Your task: Nothing but an exact reprint of the records is to be returned.

Data to use:
· · ·

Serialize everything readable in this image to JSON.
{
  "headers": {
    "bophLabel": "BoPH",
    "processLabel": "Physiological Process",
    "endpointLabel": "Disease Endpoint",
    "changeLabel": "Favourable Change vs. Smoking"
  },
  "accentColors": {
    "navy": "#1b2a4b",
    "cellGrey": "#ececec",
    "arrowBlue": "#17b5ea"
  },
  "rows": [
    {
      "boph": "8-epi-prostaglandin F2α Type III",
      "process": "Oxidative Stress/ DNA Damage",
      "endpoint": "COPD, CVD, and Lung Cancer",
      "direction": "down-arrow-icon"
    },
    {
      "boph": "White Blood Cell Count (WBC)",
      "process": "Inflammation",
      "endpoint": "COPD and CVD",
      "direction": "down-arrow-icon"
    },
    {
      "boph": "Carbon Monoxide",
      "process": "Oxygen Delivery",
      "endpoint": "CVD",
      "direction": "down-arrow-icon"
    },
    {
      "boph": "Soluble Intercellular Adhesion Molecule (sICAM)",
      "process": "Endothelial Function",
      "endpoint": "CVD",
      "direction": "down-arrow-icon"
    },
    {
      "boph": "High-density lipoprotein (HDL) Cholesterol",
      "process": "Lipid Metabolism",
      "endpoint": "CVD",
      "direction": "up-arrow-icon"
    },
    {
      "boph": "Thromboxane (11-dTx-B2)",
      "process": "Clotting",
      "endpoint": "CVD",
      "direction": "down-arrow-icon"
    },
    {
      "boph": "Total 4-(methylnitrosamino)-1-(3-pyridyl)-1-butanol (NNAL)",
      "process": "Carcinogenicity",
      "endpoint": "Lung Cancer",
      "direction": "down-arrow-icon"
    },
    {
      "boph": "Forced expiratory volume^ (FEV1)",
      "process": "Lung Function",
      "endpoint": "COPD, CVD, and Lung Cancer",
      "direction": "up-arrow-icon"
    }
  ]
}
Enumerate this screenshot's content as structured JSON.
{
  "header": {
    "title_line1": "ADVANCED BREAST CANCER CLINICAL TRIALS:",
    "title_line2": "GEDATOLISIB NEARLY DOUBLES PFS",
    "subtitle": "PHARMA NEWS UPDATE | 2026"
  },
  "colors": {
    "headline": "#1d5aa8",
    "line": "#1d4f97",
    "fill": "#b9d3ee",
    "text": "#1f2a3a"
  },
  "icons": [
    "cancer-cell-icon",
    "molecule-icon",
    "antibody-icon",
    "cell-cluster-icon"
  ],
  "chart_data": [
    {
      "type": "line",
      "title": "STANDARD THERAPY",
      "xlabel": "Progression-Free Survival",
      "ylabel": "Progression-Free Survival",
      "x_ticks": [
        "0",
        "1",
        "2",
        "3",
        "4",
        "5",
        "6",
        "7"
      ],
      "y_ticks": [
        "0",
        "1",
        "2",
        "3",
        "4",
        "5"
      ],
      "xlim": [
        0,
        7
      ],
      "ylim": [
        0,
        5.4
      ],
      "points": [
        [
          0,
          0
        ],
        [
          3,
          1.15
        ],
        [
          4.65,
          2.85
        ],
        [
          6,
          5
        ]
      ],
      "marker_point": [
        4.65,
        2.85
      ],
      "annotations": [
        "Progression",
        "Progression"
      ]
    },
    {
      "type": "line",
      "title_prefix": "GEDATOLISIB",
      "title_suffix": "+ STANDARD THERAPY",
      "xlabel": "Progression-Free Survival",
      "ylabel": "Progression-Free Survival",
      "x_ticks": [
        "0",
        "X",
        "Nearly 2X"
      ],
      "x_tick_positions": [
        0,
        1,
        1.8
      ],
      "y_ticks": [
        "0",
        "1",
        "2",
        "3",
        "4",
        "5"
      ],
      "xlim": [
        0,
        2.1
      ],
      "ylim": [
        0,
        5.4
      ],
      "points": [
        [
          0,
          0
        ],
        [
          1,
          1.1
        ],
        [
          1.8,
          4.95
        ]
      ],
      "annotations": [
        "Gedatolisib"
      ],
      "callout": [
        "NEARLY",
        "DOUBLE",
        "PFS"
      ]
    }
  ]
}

· · ·

Task answer:
Serialize everything readable in this image to JSON.
{
  "headers": {
    "bophLabel": "BoPH",
    "processLabel": "Physiological Process",
    "endpointLabel": "Disease Endpoint",
    "changeLabel": "Favourable Change vs. Smoking"
  },
  "accentColors": {
    "navy": "#1b2a4b",
    "cellGrey": "#ececec",
    "arrowBlue": "#17b5ea"
  },
  "rows": [
    {
      "boph": "8-epi-prostaglandin F2α Type III",
      "process": "Oxidative Stress/ DNA Damage",
      "endpoint": "COPD, CVD, and Lung Cancer",
      "direction": "down-arrow-icon"
    },
    {
      "boph": "White Blood Cell Count (WBC)",
      "process": "Inflammation",
      "endpoint": "COPD and CVD",
      "direction": "down-arrow-icon"
    },
    {
      "boph": "Carbon Monoxide",
      "process": "Oxygen Delivery",
      "endpoint": "CVD",
      "direction": "down-arrow-icon"
    },
    {
      "boph": "Soluble Intercellular Adhesion Molecule (sICAM)",
      "process": "Endothelial Function",
      "endpoint": "CVD",
      "direction": "down-arrow-icon"
    },
    {
      "boph": "High-density lipoprotein (HDL) Cholesterol",
      "process": "Lipid Metabolism",
      "endpoint": "CVD",
      "direction": "up-arrow-icon"
    },
    {
      "boph": "Thromboxane (11-dTx-B2)",
      "process": "Clotting",
      "endpoint": "CVD",
      "direction": "down-arrow-icon"
    },
    {
      "boph": "Total 4-(methylnitrosamino)-1-(3-pyridyl)-1-butanol (NNAL)",
      "process": "Carcinogenicity",
      "endpoint": "Lung Cancer",
      "direction": "down-arrow-icon"
    },
    {
      "boph": "Forced expiratory volume^ (FEV1)",
      "process": "Lung Function",
      "endpoint": "COPD, CVD, and Lung Cancer",
      "direction": "up-arrow-icon"
    }
  ]
}
Enumerate this screenshot's content as structured JSON.
{
  "header": {
    "title_line1": "ADVANCED BREAST CANCER CLINICAL TRIALS:",
    "title_line2": "GEDATOLISIB NEARLY DOUBLES PFS",
    "subtitle": "PHARMA NEWS UPDATE | 2026"
  },
  "colors": {
    "headline": "#1d5aa8",
    "line": "#1d4f97",
    "fill": "#b9d3ee",
    "text": "#1f2a3a"
  },
  "icons": [
    "cancer-cell-icon",
    "molecule-icon",
    "antibody-icon",
    "cell-cluster-icon"
  ],
  "chart_data": [
    {
      "type": "line",
      "title": "STANDARD THERAPY",
      "xlabel": "Progression-Free Survival",
      "ylabel": "Progression-Free Survival",
      "x_ticks": [
        "0",
        "1",
        "2",
        "3",
        "4",
        "5",
        "6",
        "7"
      ],
      "y_ticks": [
        "0",
        "1",
        "2",
        "3",
        "4",
        "5"
      ],
      "xlim": [
        0,
        7
      ],
      "ylim": [
        0,
        5.4
      ],
      "points": [
        [
          0,
          0
        ],
        [
          3,
          1.15
        ],
        [
          4.65,
          2.85
        ],
        [
          6,
          5
        ]
      ],
      "marker_point": [
        4.65,
        2.85
      ],
      "annotations": [
        "Progression",
        "Progression"
      ]
    },
    {
      "type": "line",
      "title_prefix": "GEDATOLISIB",
      "title_suffix": "+ STANDARD THERAPY",
      "xlabel": "Progression-Free Survival",
      "ylabel": "Progression-Free Survival",
      "x_ticks": [
        "0",
        "X",
        "Nearly 2X"
      ],
      "x_tick_positions": [
        0,
        1,
        1.8
      ],
      "y_ticks": [
        "0",
        "1",
        "2",
        "3",
        "4",
        "5"
      ],
      "xlim": [
        0,
        2.1
      ],
      "ylim": [
        0,
        5.4
      ],
      "points": [
        [
          0,
          0
        ],
        [
          1,
          1.1
        ],
        [
          1.8,
          4.95
        ]
      ],
      "annotations": [
        "Gedatolisib"
      ],
      "callout": [
        "NEARLY",
        "DOUBLE",
        "PFS"
      ]
    }
  ]
}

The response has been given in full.